Search the records for the word "тарифам" and report each line that has it.

--- DATASET ENTRIES ---

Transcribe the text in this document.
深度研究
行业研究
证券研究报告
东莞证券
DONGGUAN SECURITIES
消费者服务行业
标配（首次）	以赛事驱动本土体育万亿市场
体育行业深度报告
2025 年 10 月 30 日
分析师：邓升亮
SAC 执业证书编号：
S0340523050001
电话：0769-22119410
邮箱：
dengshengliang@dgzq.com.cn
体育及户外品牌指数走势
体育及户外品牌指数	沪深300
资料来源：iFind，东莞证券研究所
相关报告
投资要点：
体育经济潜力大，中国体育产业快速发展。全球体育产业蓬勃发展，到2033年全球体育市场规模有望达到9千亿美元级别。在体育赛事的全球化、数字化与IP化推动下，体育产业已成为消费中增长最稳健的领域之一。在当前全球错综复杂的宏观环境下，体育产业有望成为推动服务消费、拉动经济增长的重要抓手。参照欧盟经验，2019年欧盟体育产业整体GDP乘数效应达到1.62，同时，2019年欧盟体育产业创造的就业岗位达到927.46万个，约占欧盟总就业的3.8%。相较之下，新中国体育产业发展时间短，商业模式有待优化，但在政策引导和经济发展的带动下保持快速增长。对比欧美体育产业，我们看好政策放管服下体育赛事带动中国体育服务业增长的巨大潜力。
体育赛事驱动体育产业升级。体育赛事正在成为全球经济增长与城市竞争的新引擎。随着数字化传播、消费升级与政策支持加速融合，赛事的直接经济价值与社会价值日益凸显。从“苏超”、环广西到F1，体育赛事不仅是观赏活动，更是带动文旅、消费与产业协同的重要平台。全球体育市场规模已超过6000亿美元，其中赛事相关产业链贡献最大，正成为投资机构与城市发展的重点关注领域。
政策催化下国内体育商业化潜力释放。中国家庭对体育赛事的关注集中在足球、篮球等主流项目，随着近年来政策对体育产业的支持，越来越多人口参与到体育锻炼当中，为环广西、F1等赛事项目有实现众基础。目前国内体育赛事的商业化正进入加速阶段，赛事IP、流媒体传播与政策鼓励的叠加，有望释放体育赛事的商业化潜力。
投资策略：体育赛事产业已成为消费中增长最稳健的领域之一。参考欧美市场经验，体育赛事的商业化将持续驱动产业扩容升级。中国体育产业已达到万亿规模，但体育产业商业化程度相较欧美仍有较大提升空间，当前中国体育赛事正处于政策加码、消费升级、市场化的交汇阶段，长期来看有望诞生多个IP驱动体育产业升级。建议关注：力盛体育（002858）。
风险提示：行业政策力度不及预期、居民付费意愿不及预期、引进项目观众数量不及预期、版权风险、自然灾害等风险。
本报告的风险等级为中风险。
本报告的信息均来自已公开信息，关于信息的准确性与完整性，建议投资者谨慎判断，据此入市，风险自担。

---
--- DATASET ENTRIES ---

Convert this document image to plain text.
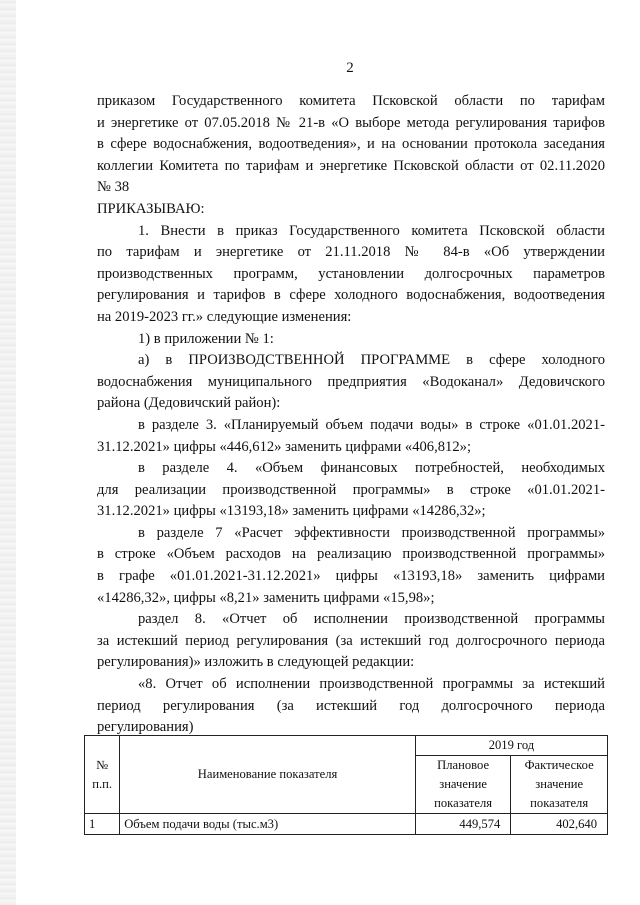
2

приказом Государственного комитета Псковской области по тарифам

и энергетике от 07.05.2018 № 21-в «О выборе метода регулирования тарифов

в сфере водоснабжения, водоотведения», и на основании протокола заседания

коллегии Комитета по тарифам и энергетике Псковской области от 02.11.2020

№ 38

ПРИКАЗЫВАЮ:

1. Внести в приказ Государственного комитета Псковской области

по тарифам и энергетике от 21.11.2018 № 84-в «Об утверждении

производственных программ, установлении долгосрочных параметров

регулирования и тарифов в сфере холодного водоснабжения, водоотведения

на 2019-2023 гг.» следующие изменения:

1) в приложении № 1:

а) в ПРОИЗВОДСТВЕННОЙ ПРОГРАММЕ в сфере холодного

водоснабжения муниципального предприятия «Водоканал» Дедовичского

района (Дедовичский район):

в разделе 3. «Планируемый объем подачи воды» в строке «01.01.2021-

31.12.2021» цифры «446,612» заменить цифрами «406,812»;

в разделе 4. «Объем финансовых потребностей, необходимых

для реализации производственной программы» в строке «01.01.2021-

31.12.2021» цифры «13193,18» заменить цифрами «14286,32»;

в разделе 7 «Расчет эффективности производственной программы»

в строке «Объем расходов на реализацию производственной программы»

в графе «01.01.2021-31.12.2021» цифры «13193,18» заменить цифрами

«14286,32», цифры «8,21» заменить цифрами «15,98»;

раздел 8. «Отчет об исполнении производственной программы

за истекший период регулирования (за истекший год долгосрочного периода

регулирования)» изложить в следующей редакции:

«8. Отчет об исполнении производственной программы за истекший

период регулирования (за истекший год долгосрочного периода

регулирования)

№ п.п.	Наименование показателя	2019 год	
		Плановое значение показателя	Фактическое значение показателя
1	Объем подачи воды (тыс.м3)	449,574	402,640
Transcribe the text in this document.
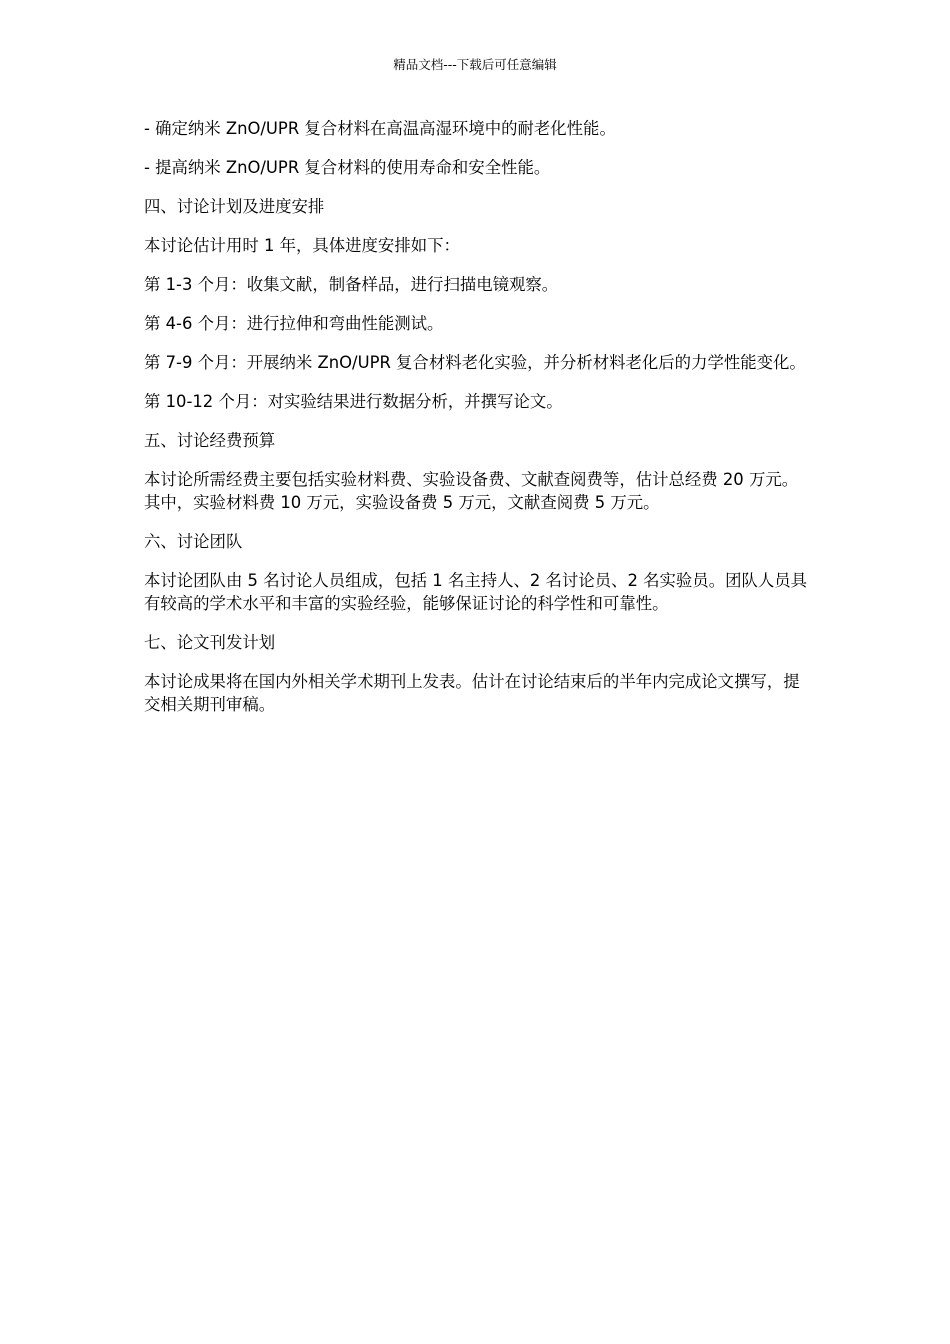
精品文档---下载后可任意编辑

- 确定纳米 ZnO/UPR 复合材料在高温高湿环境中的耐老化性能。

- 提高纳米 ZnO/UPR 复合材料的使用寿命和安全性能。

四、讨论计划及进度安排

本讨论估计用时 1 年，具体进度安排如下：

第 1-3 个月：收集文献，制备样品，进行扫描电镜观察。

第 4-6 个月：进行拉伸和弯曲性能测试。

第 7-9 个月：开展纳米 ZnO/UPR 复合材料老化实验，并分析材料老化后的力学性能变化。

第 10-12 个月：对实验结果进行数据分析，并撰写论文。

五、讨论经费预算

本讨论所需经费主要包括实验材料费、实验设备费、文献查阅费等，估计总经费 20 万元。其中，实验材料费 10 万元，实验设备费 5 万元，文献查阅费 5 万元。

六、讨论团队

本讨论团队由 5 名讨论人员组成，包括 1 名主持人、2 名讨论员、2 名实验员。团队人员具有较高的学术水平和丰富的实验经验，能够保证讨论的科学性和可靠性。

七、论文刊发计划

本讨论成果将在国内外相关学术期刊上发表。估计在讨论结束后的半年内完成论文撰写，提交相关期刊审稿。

---

▶ _THE OUTPUT_
приказом Государственного комитета Псковской области по тарифам
коллегии Комитета по тарифам и энергетике Псковской области от 02.11.2020
по тарифам и энергетике от 21.11.2018 № 84-в «Об утверждении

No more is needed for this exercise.